Leave the pictures out and transcribe every record exactly.

--- Start Entries supplied ---

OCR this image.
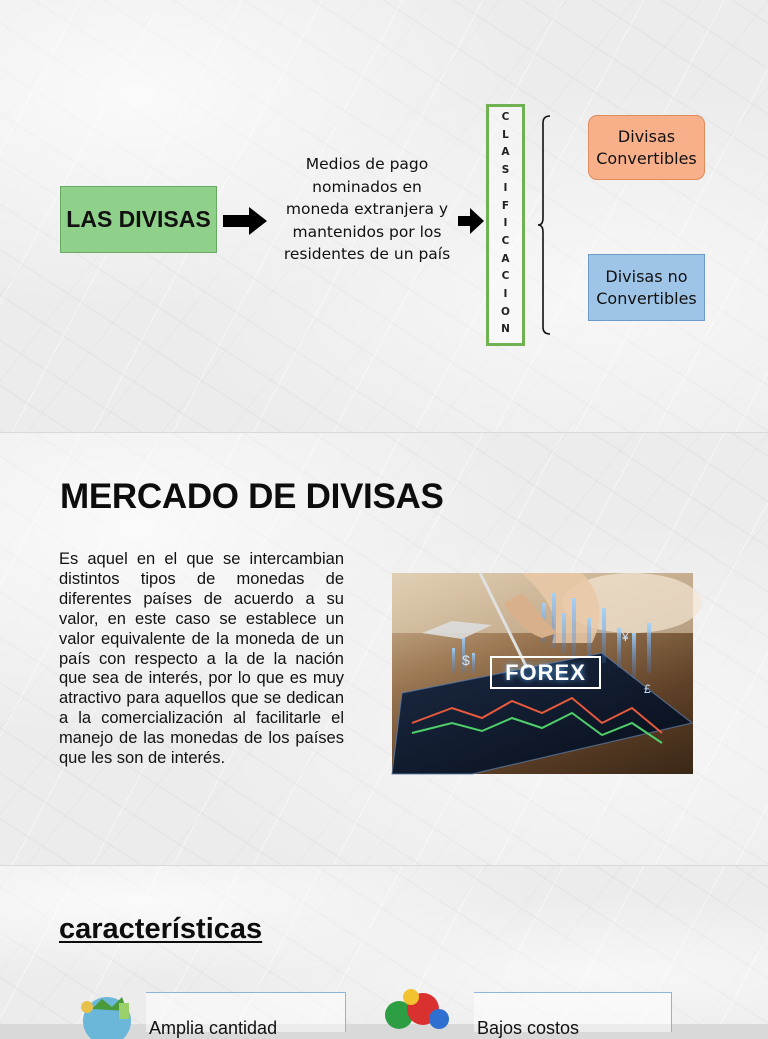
LAS DIVISAS
Medios de pago nominados en moneda extranjera y mantenidos por los residentes de un país
C
L
A
S
I
F
I
C
A
C
I
O
N
Divisas Convertibles
Divisas no Convertibles
MERCADO DE DIVISAS

Es aquel en el que se intercambian distintos tipos de monedas de diferentes países de acuerdo a su valor, en este caso se establece un valor equivalente de la moneda de un país con respecto a la de la nación que sea de interés, por lo que es muy atractivo para aquellos que se dedican a la comercialización al facilitarle el manejo de las monedas de los países que les son de interés.

$
¥
£
FOREX
características
Amplia cantidad	Bajos costos
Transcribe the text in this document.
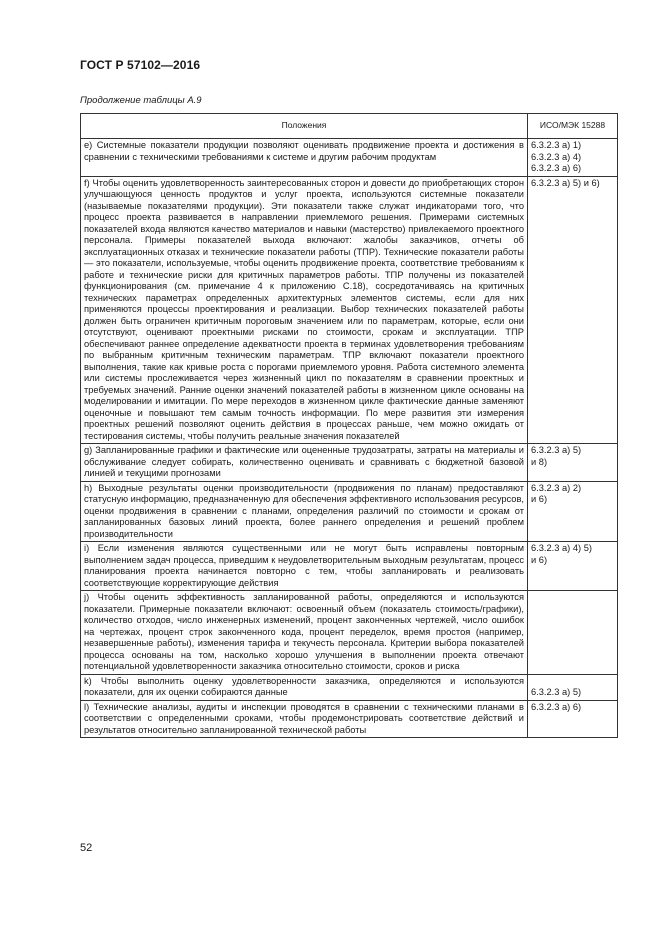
ГОСТ Р 57102—2016
Продолжение таблицы А.9
Положения	ИСО/МЭК 15288
e) Системные показатели продукции позволяют оценивать продвижение проекта и достижения в сравнении с техническими требованиями к системе и другим рабочим продуктам	6.3.2.3 а) 1)
6.3.2.3 а) 4)
6.3.2.3 а) 6)
f) Чтобы оценить удовлетворенность заинтересованных сторон и довести до приобретающих сторон улучшающуюся ценность продуктов и услуг проекта, используются системные показатели (называемые показателями продукции). Эти показатели также служат индикаторами того, что процесс проекта развивается в направлении приемлемого решения. Примерами системных показателей входа являются качество материалов и навыки (мастерство) привлекаемого проектного персонала. Примеры показателей выхода включают: жалобы заказчиков, отчеты об эксплуатационных отказах и технические показатели работы (ТПР). Технические показатели работы — это показатели, используемые, чтобы оценить продвижение проекта, соответствие требованиям к работе и технические риски для критичных параметров работы. ТПР получены из показателей функционирования (см. примечание 4 к приложению С.18), сосредотачиваясь на критичных технических параметрах определенных архитектурных элементов системы, если для них применяются процессы проектирования и реализации. Выбор технических показателей работы должен быть ограничен критичным пороговым значением или по параметрам, которые, если они отсутствуют, оценивают проектными рисками по стоимости, срокам и эксплуатации. ТПР обеспечивают раннее определение адекватности проекта в терминах удовлетворения требованиям по выбранным критичным техническим параметрам. ТПР включают показатели проектного выполнения, такие как кривые роста с порогами приемлемого уровня. Работа системного элемента или системы прослеживается через жизненный цикл по показателям в сравнении проектных и требуемых значений. Ранние оценки значений показателей работы в жизненном цикле основаны на моделировании и имитации. По мере переходов в жизненном цикле фактические данные заменяют оценочные и повышают тем самым точность информации. По мере развития эти измерения проектных решений позволяют оценить действия в процессах раньше, чем можно ожидать от тестирования системы, чтобы получить реальные значения показателей	6.3.2.3 а) 5) и 6)
g) Запланированные графики и фактические или оцененные трудозатраты, затраты на материалы и обслуживание следует собирать, количественно оценивать и сравнивать с бюджетной базовой линией и текущими прогнозами	6.3.2.3 а) 5)
и 8)
h) Выходные результаты оценки производительности (продвижения по планам) предоставляют статусную информацию, предназначенную для обеспечения эффективного использования ресурсов, оценки продвижения в сравнении с планами, определения различий по стоимости и срокам от запланированных базовых линий проекта, более раннего определения и решений проблем производительности	6.3.2.3 а) 2)
и 6)
i) Если изменения являются существенными или не могут быть исправлены повторным выполнением задач процесса, приведшим к неудовлетворительным выходным результатам, процесс планирования проекта начинается повторно с тем, чтобы запланировать и реализовать соответствующие корректирующие действия	6.3.2.3 а) 4) 5)
и 6)
j) Чтобы оценить эффективность запланированной работы, определяются и используются показатели. Примерные показатели включают: освоенный объем (показатель стоимость/графики), количество отходов, число инженерных изменений, процент законченных чертежей, число ошибок на чертежах, процент строк законченного кода, процент переделок, время простоя (например, незавершенные работы), изменения тарифа и текучесть персонала. Критерии выбора показателей процесса основаны на том, насколько хорошо улучшения в выполнении проекта отвечают потенциальной удовлетворенности заказчика относительно стоимости, сроков и риска	
k) Чтобы выполнить оценку удовлетворенности заказчика, определяются и используются показатели, для их оценки собираются данные	6.3.2.3 а) 5)
l) Технические анализы, аудиты и инспекции проводятся в сравнении с техническими планами в соответствии с определенными сроками, чтобы продемонстрировать соответствие действий и результатов относительно запланированной технической работы	6.3.2.3 а) 6)
52
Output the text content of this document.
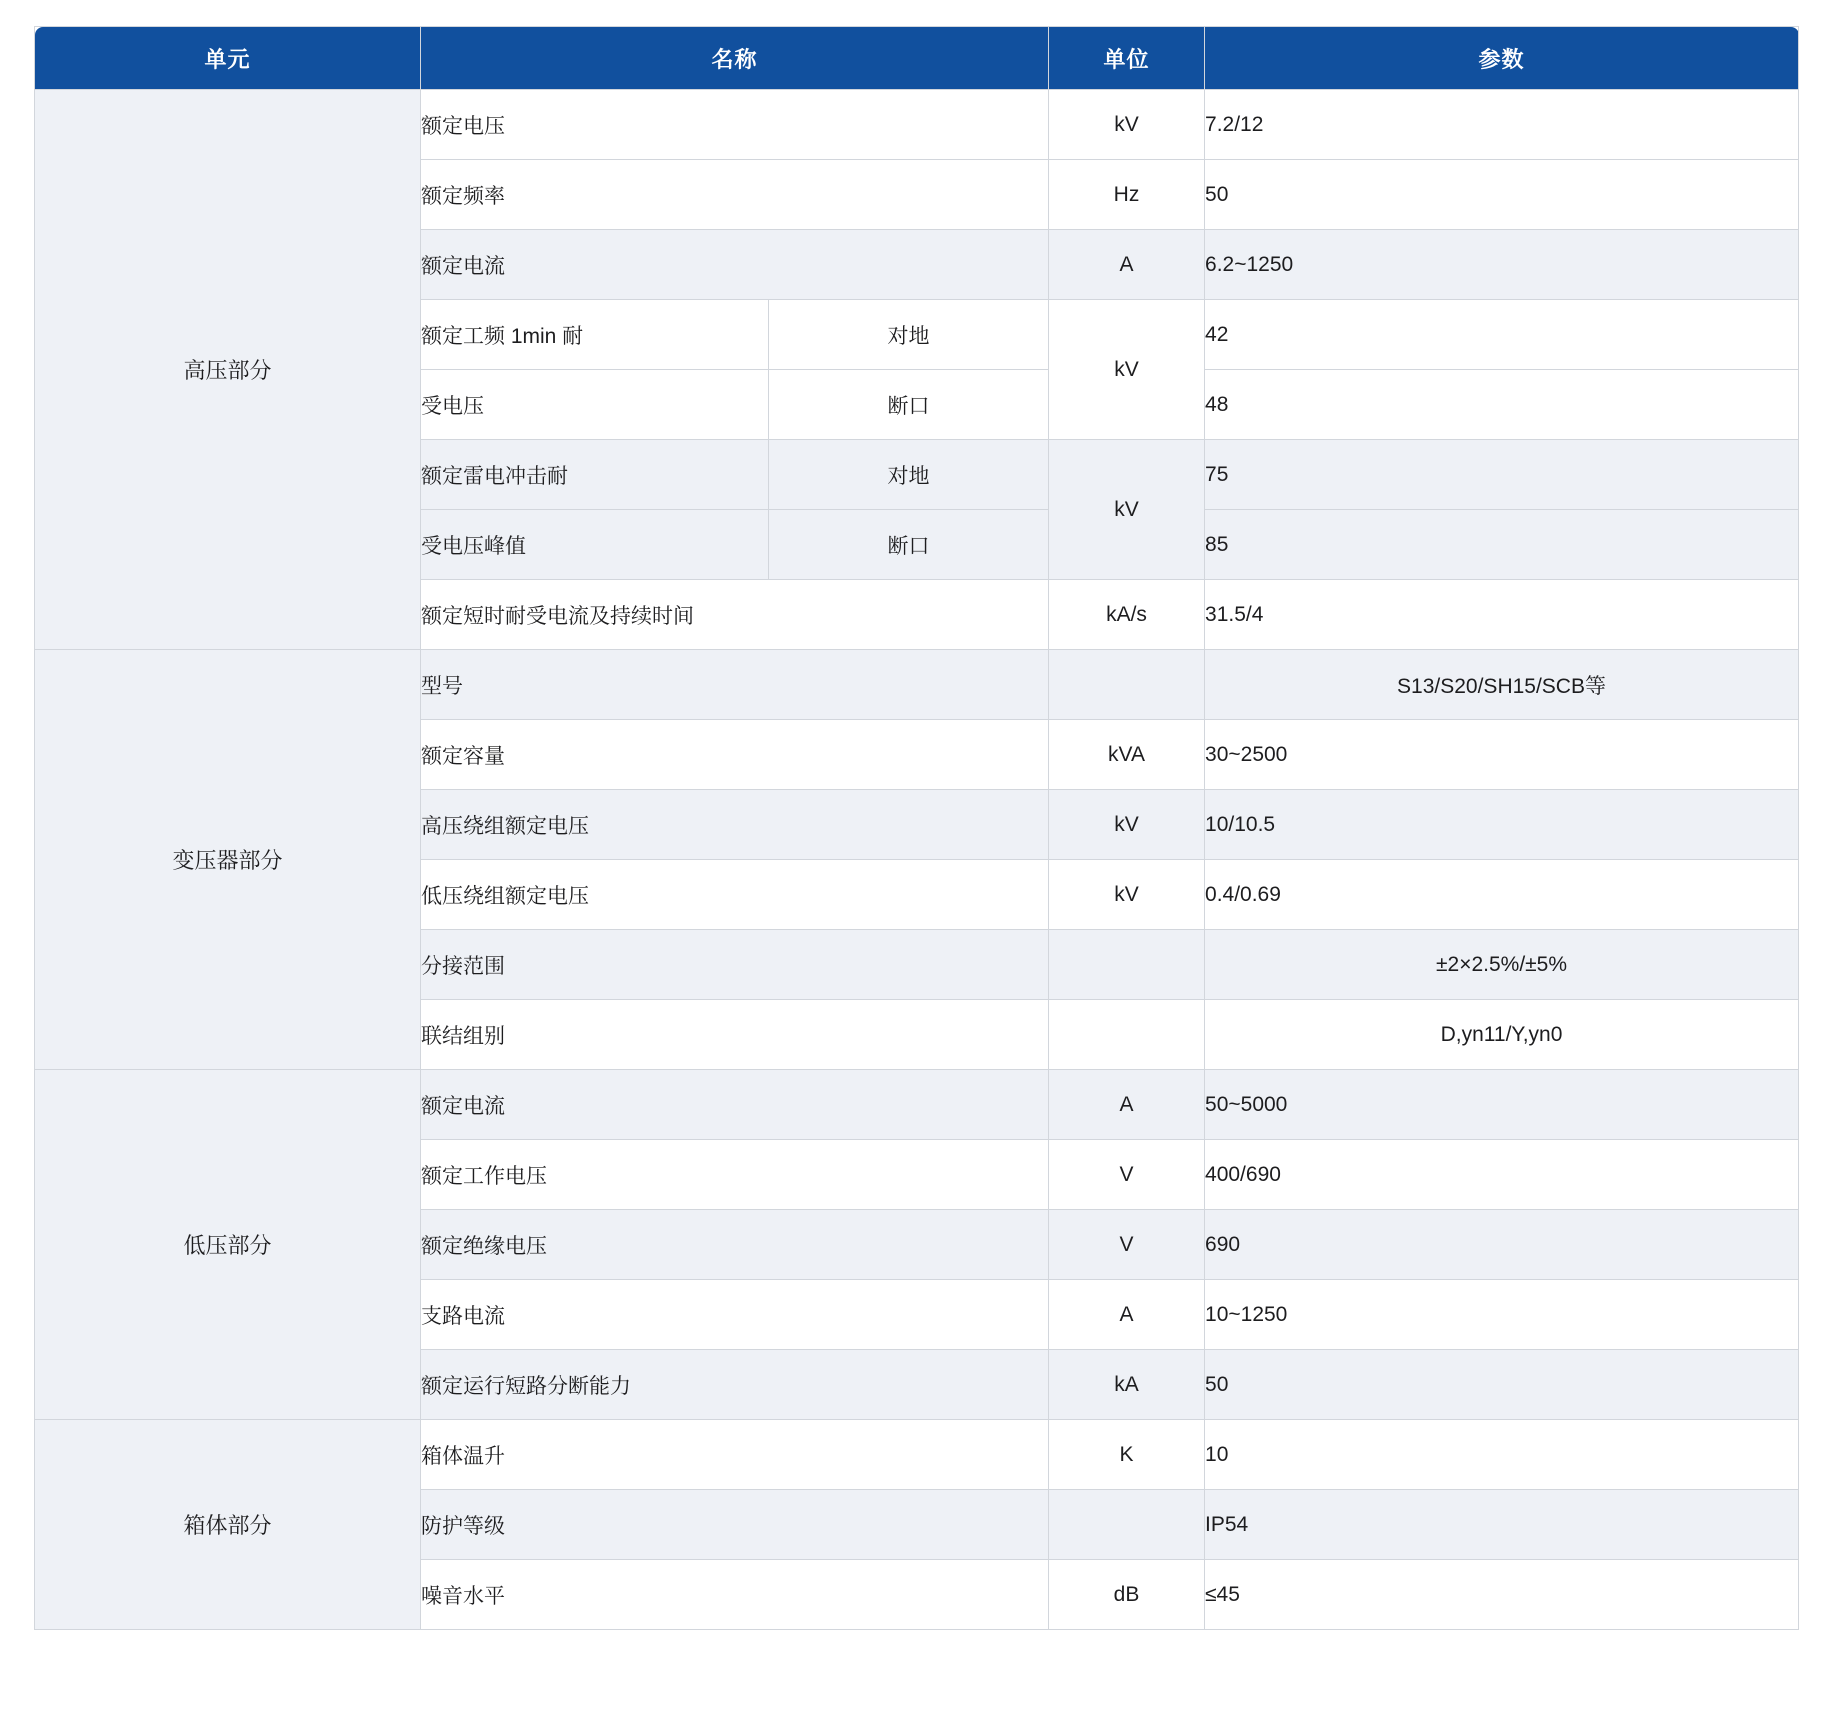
单元	名称		单位	参数
高压部分	额定电压		kV	7.2/12
	额定频率		Hz	50
	额定电流		A	6.2~1250
	额定工频 1min 耐	对地	kV	42
	受电压	断口		48
	额定雷电冲击耐	对地	kV	75
	受电压峰值	断口		85
	额定短时耐受电流及持续时间		kA/s	31.5/4
变压器部分	型号			S13/S20/SH15/SCB等
	额定容量		kVA	30~2500
	高压绕组额定电压		kV	10/10.5
	低压绕组额定电压		kV	0.4/0.69
	分接范围			±2×2.5%/±5%
	联结组别			D,yn11/Y,yn0
低压部分	额定电流		A	50~5000
	额定工作电压		V	400/690
	额定绝缘电压		V	690
	支路电流		A	10~1250
	额定运行短路分断能力		kA	50
箱体部分	箱体温升		K	10
	防护等级			IP54
	噪音水平		dB	≤45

--- End Entries supplied ---

__Task solution__
OCR this image.
LAS DIVISAS
Medios de pago nominados en moneda extranjera y mantenidos por los residentes de un país
C
L
A
S
I
F
I
C
A
C
I
O
N
Divisas Convertibles
Divisas no Convertibles
MERCADO DE DIVISAS

Es aquel en el que se intercambian distintos tipos de monedas de diferentes países de acuerdo a su valor, en este caso se establece un valor equivalente de la moneda de un país con respecto a la de la nación que sea de interés, por lo que es muy atractivo para aquellos que se dedican a la comercialización al facilitarle el manejo de las monedas de los países que les son de interés.

$
¥
£
FOREX
características
Amplia cantidad	Bajos costos
Transcribe the text in this document.
ГОСТ Р 57102—2016
Продолжение таблицы А.9
Положения	ИСО/МЭК 15288
e) Системные показатели продукции позволяют оценивать продвижение проекта и достижения в сравнении с техническими требованиями к системе и другим рабочим продуктам	6.3.2.3 а) 1)
6.3.2.3 а) 4)
6.3.2.3 а) 6)
f) Чтобы оценить удовлетворенность заинтересованных сторон и довести до приобретающих сторон улучшающуюся ценность продуктов и услуг проекта, используются системные показатели (называемые показателями продукции). Эти показатели также служат индикаторами того, что процесс проекта развивается в направлении приемлемого решения. Примерами системных показателей входа являются качество материалов и навыки (мастерство) привлекаемого проектного персонала. Примеры показателей выхода включают: жалобы заказчиков, отчеты об эксплуатационных отказах и технические показатели работы (ТПР). Технические показатели работы — это показатели, используемые, чтобы оценить продвижение проекта, соответствие требованиям к работе и технические риски для критичных параметров работы. ТПР получены из показателей функционирования (см. примечание 4 к приложению С.18), сосредотачиваясь на критичных технических параметрах определенных архитектурных элементов системы, если для них применяются процессы проектирования и реализации. Выбор технических показателей работы должен быть ограничен критичным пороговым значением или по параметрам, которые, если они отсутствуют, оценивают проектными рисками по стоимости, срокам и эксплуатации. ТПР обеспечивают раннее определение адекватности проекта в терминах удовлетворения требованиям по выбранным критичным техническим параметрам. ТПР включают показатели проектного выполнения, такие как кривые роста с порогами приемлемого уровня. Работа системного элемента или системы прослеживается через жизненный цикл по показателям в сравнении проектных и требуемых значений. Ранние оценки значений показателей работы в жизненном цикле основаны на моделировании и имитации. По мере переходов в жизненном цикле фактические данные заменяют оценочные и повышают тем самым точность информации. По мере развития эти измерения проектных решений позволяют оценить действия в процессах раньше, чем можно ожидать от тестирования системы, чтобы получить реальные значения показателей	6.3.2.3 а) 5) и 6)
g) Запланированные графики и фактические или оцененные трудозатраты, затраты на материалы и обслуживание следует собирать, количественно оценивать и сравнивать с бюджетной базовой линией и текущими прогнозами	6.3.2.3 а) 5)
и 8)
h) Выходные результаты оценки производительности (продвижения по планам) предоставляют статусную информацию, предназначенную для обеспечения эффективного использования ресурсов, оценки продвижения в сравнении с планами, определения различий по стоимости и срокам от запланированных базовых линий проекта, более раннего определения и решений проблем производительности	6.3.2.3 а) 2)
и 6)
i) Если изменения являются существенными или не могут быть исправлены повторным выполнением задач процесса, приведшим к неудовлетворительным выходным результатам, процесс планирования проекта начинается повторно с тем, чтобы запланировать и реализовать соответствующие корректирующие действия	6.3.2.3 а) 4) 5)
и 6)
j) Чтобы оценить эффективность запланированной работы, определяются и используются показатели. Примерные показатели включают: освоенный объем (показатель стоимость/графики), количество отходов, число инженерных изменений, процент законченных чертежей, число ошибок на чертежах, процент строк законченного кода, процент переделок, время простоя (например, незавершенные работы), изменения тарифа и текучесть персонала. Критерии выбора показателей процесса основаны на том, насколько хорошо улучшения в выполнении проекта отвечают потенциальной удовлетворенности заказчика относительно стоимости, сроков и риска	
k) Чтобы выполнить оценку удовлетворенности заказчика, определяются и используются показатели, для их оценки собираются данные	6.3.2.3 а) 5)
l) Технические анализы, аудиты и инспекции проводятся в сравнении с техническими планами в соответствии с определенными сроками, чтобы продемонстрировать соответствие действий и результатов относительно запланированной технической работы	6.3.2.3 а) 6)
52
Output the text content of this document.
单元	名称		单位	参数
高压部分	额定电压		kV	7.2/12
	额定频率		Hz	50
	额定电流		A	6.2~1250
	额定工频 1min 耐	对地	kV	42
	受电压	断口		48
	额定雷电冲击耐	对地	kV	75
	受电压峰值	断口		85
	额定短时耐受电流及持续时间		kA/s	31.5/4
变压器部分	型号			S13/S20/SH15/SCB等
	额定容量		kVA	30~2500
	高压绕组额定电压		kV	10/10.5
	低压绕组额定电压		kV	0.4/0.69
	分接范围			±2×2.5%/±5%
	联结组别			D,yn11/Y,yn0
低压部分	额定电流		A	50~5000
	额定工作电压		V	400/690
	额定绝缘电压		V	690
	支路电流		A	10~1250
	额定运行短路分断能力		kA	50
箱体部分	箱体温升		K	10
	防护等级			IP54
	噪音水平		dB	≤45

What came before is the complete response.